- **Description of the task**:
Please quote every one of the rows below word for word, leaving each line unchanged.

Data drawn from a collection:
-- Begin --

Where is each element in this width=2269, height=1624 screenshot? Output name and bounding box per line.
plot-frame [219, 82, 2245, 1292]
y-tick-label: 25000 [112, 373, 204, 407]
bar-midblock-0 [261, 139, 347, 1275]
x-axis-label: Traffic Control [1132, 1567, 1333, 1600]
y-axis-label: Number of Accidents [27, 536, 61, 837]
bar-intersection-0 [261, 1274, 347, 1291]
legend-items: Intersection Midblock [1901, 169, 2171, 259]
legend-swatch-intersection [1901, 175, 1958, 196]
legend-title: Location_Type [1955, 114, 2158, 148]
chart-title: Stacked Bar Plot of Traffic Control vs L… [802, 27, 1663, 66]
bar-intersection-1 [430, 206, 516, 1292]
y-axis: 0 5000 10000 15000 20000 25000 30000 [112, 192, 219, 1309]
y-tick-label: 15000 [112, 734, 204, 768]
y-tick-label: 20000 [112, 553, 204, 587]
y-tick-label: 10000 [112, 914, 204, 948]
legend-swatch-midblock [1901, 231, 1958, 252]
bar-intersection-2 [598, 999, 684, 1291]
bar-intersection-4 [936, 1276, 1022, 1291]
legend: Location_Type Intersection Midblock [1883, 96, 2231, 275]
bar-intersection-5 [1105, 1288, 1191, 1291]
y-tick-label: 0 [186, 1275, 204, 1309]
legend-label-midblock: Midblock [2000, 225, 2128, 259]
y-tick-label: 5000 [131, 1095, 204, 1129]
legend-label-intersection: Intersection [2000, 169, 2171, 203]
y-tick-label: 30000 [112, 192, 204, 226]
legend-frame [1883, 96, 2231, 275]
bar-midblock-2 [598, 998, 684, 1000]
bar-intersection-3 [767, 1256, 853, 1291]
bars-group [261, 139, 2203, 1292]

-- End --

- **Written answer**:
Where is each element in this width=2269, height=1624 screenshot? Output name and bounding box per line.
plot-frame [219, 82, 2245, 1292]
y-tick-label: 25000 [112, 373, 204, 407]
bar-midblock-0 [261, 139, 347, 1275]
x-axis-label: Traffic Control [1132, 1567, 1333, 1600]
y-axis-label: Number of Accidents [27, 536, 61, 837]
bar-intersection-0 [261, 1274, 347, 1291]
legend-items: Intersection Midblock [1901, 169, 2171, 259]
legend-swatch-intersection [1901, 175, 1958, 196]
legend-title: Location_Type [1955, 114, 2158, 148]
chart-title: Stacked Bar Plot of Traffic Control vs L… [802, 27, 1663, 66]
bar-intersection-1 [430, 206, 516, 1292]
y-axis: 0 5000 10000 15000 20000 25000 30000 [112, 192, 219, 1309]
y-tick-label: 15000 [112, 734, 204, 768]
y-tick-label: 20000 [112, 553, 204, 587]
y-tick-label: 10000 [112, 914, 204, 948]
legend-swatch-midblock [1901, 231, 1958, 252]
bar-intersection-2 [598, 999, 684, 1291]
bar-intersection-4 [936, 1276, 1022, 1291]
legend: Location_Type Intersection Midblock [1883, 96, 2231, 275]
bar-intersection-5 [1105, 1288, 1191, 1291]
y-tick-label: 0 [186, 1275, 204, 1309]
legend-label-midblock: Midblock [2000, 225, 2128, 259]
y-tick-label: 5000 [131, 1095, 204, 1129]
legend-label-intersection: Intersection [2000, 169, 2171, 203]
y-tick-label: 30000 [112, 192, 204, 226]
legend-frame [1883, 96, 2231, 275]
bar-midblock-2 [598, 998, 684, 1000]
bar-intersection-3 [767, 1256, 853, 1291]
bars-group [261, 139, 2203, 1292]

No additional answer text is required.